RECORDS ->
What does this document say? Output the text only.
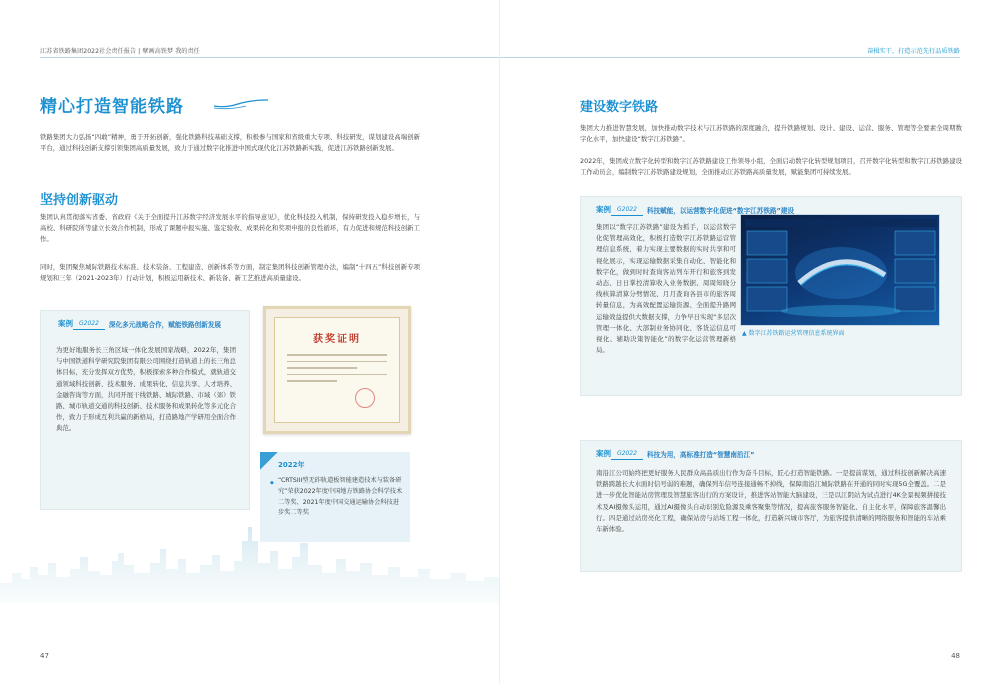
江苏省铁路集团2022社会责任报告 | 擘画高铁梦 我的责任
精心打造智能铁路
铁路集团大力弘扬“四敢”精神，勇于开拓创新，强化铁路科技基础支撑，积极参与国家和省级重大专项、科技研发，谋划建设高端创新平台，通过科技创新支撑引领集团高质量发展，致力于通过数字化推进中国式现代化江苏铁路新实践，促进江苏铁路创新发展。
坚持创新驱动
集团认真贯彻落实省委、省政府《关于全面提升江苏数字经济发展水平的指导意见》，优化科技投入机制，保持研发投入稳步增长，与高校、科研院所等建立长效合作机制，形成了课题申报实施、鉴定验收、成果转化和奖项申报的良性循环，有力促进和规范科技创新工作。
同时，集团聚焦城际铁路技术标准、技术装备、工程建造、创新体系等方面，制定集团科技创新管理办法，编制“十四五”科技创新专项规划和三年（2021-2023年）行动计划，积极运用新技术、新装备、新工艺推进高质量建设。
案例 G2022 深化多元战略合作，赋能铁路创新发展
为更好地服务长三角区域一体化发展国家战略，2022年，集团与中国铁道科学研究院集团有限公司围绕打造轨道上的长三角总体目标，充分发挥双方优势，积极探索多种合作模式，就轨道交通领域科技创新、技术服务、成果转化、信息共享、人才培养、金融咨询等方面，共同开展干线铁路、城际铁路、市域（郊）铁路、城市轨道交通的科技创新、技术服务和成果转化等多元化合作，致力于形成互利共赢的新格局，打造路地产学研用全面合作典范。
获奖证明
2022年
◆ “CRTSIII型无砟轨道板智能建造技术与装备研究”荣获2022年度中国地方铁路协会科学技术二等奖、2021年度中国交通运输协会科技进步奖二等奖
47
奋楫实干，打造示范先行品质铁路
建设数字铁路
集团大力推进智慧发展，加快推动数字技术与江苏铁路的深度融合，提升铁路规划、设计、建设、运营、服务、管理等全要素全周期数字化水平，加快建设“数字江苏铁路”。
2022年，集团成立数字化转型和数字江苏铁路建设工作领导小组，全面启动数字化转型规划项目，召开数字化转型和数字江苏铁路建设工作动员会，编制数字江苏铁路建设规划，全面推动江苏铁路高质量发展，赋能集团可持续发展。
案例 G2022 科技赋能，以运营数字化促进“数字江苏铁路”建设
集团以“数字江苏铁路”建设为抓手，以运营数字化促管理高效化，积极打造数字江苏铁路运营管理信息系统，着力实现主要数据的实时共享和可视化展示，实现运输数据采集自动化、智能化和数字化，做到时时查询客站列车开行和旅客到发动态、日日掌控清算收入业务数据、周周知晓分线核算清算分劈情况、月月查询各县市的旅客周转量信息，为高效配置运输资源、全面提升路网运输效益提供大数据支撑，力争早日实现“多层次管理一体化、大部制业务协同化、客货运信息可视化、辅助决策智能化”的数字化运营管理新格局。
48
▲ 数字江苏铁路运营管理信息系统界面
案例 G2022 科技为用，高标准打造“智慧南沿江”
南沿江公司始终把更好服务人民群众高品质出行作为奋斗目标，匠心打造智能铁路。一是提前谋划，通过科技创新解决高速铁路跨越长大水面时信号弱的难题，确保列车信号连接通畅不掉线，保障南沿江城际铁路在开通的同时实现5G全覆盖。二是进一步优化智能站房管理及智慧旅客出行的方案设计，推进客站智能大脑建设，三是以江阴站为试点进行4K全景视频拼接技术及AI摄像头运用，通过AI摄像头自动识别危险源及乘客聚集等情况，提高旅客服务智能化、自主化水平，保障旅客温馨出行。四是通过站房亮化工程，确保站房与站场工程一体化，打造新兴城市客厅，为旅客提供清晰的网络服务和智能的车站乘车新体验。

GOAL OF THE EXERCISE -> Omit every picture, and otherwise quote the entries exactly.

OUTPUT ->
What does this document say? Output the text only.
江苏省铁路集团2022社会责任报告 | 擘画高铁梦 我的责任
精心打造智能铁路
铁路集团大力弘扬“四敢”精神，勇于开拓创新，强化铁路科技基础支撑，积极参与国家和省级重大专项、科技研发，谋划建设高端创新平台，通过科技创新支撑引领集团高质量发展，致力于通过数字化推进中国式现代化江苏铁路新实践，促进江苏铁路创新发展。
坚持创新驱动
集团认真贯彻落实省委、省政府《关于全面提升江苏数字经济发展水平的指导意见》，优化科技投入机制，保持研发投入稳步增长，与高校、科研院所等建立长效合作机制，形成了课题申报实施、鉴定验收、成果转化和奖项申报的良性循环，有力促进和规范科技创新工作。
同时，集团聚焦城际铁路技术标准、技术装备、工程建造、创新体系等方面，制定集团科技创新管理办法，编制“十四五”科技创新专项规划和三年（2021-2023年）行动计划，积极运用新技术、新装备、新工艺推进高质量建设。
案例 G2022 深化多元战略合作，赋能铁路创新发展
为更好地服务长三角区域一体化发展国家战略，2022年，集团与中国铁道科学研究院集团有限公司围绕打造轨道上的长三角总体目标，充分发挥双方优势，积极探索多种合作模式，就轨道交通领域科技创新、技术服务、成果转化、信息共享、人才培养、金融咨询等方面，共同开展干线铁路、城际铁路、市域（郊）铁路、城市轨道交通的科技创新、技术服务和成果转化等多元化合作，致力于形成互利共赢的新格局，打造路地产学研用全面合作典范。
获奖证明
2022年
◆ “CRTSIII型无砟轨道板智能建造技术与装备研究”荣获2022年度中国地方铁路协会科学技术二等奖、2021年度中国交通运输协会科技进步奖二等奖
47
奋楫实干，打造示范先行品质铁路
建设数字铁路
集团大力推进智慧发展，加快推动数字技术与江苏铁路的深度融合，提升铁路规划、设计、建设、运营、服务、管理等全要素全周期数字化水平，加快建设“数字江苏铁路”。
2022年，集团成立数字化转型和数字江苏铁路建设工作领导小组，全面启动数字化转型规划项目，召开数字化转型和数字江苏铁路建设工作动员会，编制数字江苏铁路建设规划，全面推动江苏铁路高质量发展，赋能集团可持续发展。
案例 G2022 科技赋能，以运营数字化促进“数字江苏铁路”建设
集团以“数字江苏铁路”建设为抓手，以运营数字化促管理高效化，积极打造数字江苏铁路运营管理信息系统，着力实现主要数据的实时共享和可视化展示，实现运输数据采集自动化、智能化和数字化，做到时时查询客站列车开行和旅客到发动态、日日掌控清算收入业务数据、周周知晓分线核算清算分劈情况、月月查询各县市的旅客周转量信息，为高效配置运输资源、全面提升路网运输效益提供大数据支撑，力争早日实现“多层次管理一体化、大部制业务协同化、客货运信息可视化、辅助决策智能化”的数字化运营管理新格局。
48
▲ 数字江苏铁路运营管理信息系统界面
案例 G2022 科技为用，高标准打造“智慧南沿江”
南沿江公司始终把更好服务人民群众高品质出行作为奋斗目标，匠心打造智能铁路。一是提前谋划，通过科技创新解决高速铁路跨越长大水面时信号弱的难题，确保列车信号连接通畅不掉线，保障南沿江城际铁路在开通的同时实现5G全覆盖。二是进一步优化智能站房管理及智慧旅客出行的方案设计，推进客站智能大脑建设，三是以江阴站为试点进行4K全景视频拼接技术及AI摄像头运用，通过AI摄像头自动识别危险源及乘客聚集等情况，提高旅客服务智能化、自主化水平，保障旅客温馨出行。四是通过站房亮化工程，确保站房与站场工程一体化，打造新兴城市客厅，为旅客提供清晰的网络服务和智能的车站乘车新体验。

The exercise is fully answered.